* **GOAL**: Pull each line holding the word "pago" from the data.

══ INPUT ROWS ══

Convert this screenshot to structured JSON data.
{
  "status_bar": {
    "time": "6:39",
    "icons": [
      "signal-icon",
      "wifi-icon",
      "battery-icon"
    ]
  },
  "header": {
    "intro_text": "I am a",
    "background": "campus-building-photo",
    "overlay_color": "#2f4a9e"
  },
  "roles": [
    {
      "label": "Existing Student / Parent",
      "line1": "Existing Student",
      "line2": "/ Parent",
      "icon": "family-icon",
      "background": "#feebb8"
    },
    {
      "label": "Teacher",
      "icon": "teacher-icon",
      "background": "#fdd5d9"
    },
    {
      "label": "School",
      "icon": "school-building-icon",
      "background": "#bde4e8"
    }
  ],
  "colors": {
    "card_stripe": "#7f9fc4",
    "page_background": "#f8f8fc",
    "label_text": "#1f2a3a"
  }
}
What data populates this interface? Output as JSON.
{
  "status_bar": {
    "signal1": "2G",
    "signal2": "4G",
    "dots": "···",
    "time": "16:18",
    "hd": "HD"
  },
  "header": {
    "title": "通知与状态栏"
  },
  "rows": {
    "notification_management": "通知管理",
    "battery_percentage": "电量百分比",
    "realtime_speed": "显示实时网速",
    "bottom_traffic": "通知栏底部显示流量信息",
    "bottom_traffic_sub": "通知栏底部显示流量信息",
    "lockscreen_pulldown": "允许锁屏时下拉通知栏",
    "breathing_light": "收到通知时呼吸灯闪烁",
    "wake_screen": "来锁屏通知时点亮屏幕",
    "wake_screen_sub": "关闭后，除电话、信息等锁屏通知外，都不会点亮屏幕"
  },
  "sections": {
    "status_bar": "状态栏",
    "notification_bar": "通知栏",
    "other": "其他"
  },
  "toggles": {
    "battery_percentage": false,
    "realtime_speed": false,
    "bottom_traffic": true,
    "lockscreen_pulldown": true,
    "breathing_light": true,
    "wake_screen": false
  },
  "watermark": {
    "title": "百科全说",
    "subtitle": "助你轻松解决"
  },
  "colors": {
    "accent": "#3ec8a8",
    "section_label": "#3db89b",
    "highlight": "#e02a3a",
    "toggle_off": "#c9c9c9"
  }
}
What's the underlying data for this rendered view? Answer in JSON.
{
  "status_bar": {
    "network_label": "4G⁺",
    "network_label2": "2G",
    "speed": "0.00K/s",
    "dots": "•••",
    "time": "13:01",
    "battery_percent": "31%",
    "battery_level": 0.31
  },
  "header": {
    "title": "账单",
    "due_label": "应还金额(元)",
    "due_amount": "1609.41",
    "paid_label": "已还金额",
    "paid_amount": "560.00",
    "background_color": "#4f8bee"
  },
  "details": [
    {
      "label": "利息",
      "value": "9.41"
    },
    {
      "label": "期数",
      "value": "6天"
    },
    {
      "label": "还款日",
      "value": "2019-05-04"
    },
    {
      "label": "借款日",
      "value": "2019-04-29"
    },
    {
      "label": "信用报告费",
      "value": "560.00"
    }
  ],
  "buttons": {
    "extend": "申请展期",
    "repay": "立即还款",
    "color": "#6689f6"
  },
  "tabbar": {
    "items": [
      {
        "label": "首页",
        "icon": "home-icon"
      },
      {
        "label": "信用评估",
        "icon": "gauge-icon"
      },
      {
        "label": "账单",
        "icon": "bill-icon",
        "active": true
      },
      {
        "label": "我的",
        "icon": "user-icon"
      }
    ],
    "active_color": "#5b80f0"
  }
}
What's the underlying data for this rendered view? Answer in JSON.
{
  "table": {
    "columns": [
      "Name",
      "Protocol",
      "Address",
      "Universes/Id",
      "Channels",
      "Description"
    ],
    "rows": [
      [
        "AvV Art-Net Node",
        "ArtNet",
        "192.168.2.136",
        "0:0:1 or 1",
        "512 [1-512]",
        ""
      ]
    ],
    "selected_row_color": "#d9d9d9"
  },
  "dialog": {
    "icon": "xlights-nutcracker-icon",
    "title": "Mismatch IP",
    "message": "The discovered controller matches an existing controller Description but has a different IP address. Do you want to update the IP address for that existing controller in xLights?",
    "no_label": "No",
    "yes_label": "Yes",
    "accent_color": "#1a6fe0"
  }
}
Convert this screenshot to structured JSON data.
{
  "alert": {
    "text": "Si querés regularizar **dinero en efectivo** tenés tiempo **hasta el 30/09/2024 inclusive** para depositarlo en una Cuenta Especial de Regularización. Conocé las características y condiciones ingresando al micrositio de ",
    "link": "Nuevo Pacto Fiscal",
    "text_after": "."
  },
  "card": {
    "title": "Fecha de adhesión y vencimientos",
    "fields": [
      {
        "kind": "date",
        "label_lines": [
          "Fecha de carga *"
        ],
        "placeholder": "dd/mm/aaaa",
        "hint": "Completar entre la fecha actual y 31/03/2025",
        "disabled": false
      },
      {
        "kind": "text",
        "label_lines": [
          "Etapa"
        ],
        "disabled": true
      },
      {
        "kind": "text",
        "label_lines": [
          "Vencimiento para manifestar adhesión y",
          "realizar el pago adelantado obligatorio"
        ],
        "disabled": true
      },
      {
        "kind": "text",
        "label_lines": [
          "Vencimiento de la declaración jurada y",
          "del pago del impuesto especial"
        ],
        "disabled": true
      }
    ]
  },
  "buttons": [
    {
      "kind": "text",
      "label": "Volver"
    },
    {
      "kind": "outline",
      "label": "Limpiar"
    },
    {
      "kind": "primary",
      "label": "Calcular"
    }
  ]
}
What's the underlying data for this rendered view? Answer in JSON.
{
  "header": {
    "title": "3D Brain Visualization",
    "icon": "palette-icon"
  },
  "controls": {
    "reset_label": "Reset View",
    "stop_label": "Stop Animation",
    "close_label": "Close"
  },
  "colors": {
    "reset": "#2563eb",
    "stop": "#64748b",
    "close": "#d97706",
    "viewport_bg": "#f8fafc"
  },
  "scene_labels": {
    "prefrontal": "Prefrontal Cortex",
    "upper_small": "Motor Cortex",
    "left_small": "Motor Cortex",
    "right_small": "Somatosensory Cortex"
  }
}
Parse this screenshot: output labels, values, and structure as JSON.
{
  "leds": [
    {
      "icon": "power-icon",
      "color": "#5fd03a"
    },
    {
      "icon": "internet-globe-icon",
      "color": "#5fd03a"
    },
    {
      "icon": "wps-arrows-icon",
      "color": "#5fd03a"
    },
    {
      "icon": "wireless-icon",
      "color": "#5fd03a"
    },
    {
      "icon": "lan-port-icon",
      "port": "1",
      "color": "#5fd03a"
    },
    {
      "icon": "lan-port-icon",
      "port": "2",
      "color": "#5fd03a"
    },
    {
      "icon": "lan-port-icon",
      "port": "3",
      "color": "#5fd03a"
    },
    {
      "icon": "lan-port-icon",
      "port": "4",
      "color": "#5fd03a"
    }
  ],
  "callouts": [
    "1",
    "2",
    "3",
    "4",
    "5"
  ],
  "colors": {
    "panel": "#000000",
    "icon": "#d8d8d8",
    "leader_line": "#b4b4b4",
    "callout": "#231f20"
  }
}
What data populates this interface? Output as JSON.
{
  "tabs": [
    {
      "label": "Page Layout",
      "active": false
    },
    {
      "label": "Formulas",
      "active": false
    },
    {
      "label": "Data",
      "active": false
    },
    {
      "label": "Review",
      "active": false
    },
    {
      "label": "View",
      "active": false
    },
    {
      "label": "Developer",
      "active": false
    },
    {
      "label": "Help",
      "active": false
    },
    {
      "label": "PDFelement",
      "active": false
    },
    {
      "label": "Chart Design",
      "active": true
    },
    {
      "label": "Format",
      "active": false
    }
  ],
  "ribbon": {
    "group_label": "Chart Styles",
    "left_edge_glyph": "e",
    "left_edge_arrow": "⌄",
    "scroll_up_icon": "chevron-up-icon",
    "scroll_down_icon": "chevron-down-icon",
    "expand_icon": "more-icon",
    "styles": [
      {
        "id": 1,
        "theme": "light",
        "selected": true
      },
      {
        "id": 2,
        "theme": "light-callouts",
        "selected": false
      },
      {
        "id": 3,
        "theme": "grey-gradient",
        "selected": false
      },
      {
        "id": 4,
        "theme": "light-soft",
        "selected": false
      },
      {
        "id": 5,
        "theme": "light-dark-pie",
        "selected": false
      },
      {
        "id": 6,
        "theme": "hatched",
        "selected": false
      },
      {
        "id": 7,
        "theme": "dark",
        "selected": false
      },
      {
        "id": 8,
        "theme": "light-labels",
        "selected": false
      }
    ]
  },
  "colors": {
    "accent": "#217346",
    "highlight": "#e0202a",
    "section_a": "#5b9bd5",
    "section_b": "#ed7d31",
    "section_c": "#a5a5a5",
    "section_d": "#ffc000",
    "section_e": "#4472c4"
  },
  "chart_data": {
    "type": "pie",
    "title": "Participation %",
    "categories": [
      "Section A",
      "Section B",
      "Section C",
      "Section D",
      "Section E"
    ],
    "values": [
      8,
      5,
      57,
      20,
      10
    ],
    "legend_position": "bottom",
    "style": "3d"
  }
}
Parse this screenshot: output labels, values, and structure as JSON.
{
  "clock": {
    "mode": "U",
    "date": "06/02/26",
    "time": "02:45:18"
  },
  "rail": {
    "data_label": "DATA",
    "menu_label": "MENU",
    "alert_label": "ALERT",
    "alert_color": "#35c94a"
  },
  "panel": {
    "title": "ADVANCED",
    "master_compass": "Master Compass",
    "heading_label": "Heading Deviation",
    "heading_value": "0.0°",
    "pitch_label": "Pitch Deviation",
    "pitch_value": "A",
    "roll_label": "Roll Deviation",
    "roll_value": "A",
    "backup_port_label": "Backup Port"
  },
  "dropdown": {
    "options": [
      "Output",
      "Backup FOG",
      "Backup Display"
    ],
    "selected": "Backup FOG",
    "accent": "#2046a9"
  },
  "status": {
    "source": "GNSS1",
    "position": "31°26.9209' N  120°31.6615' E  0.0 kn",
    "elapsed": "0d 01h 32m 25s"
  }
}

═══

* **SOLVED PROBLEM**:
          "realizar el pago adelantado obligatorio"
          "del pago del impuesto especial"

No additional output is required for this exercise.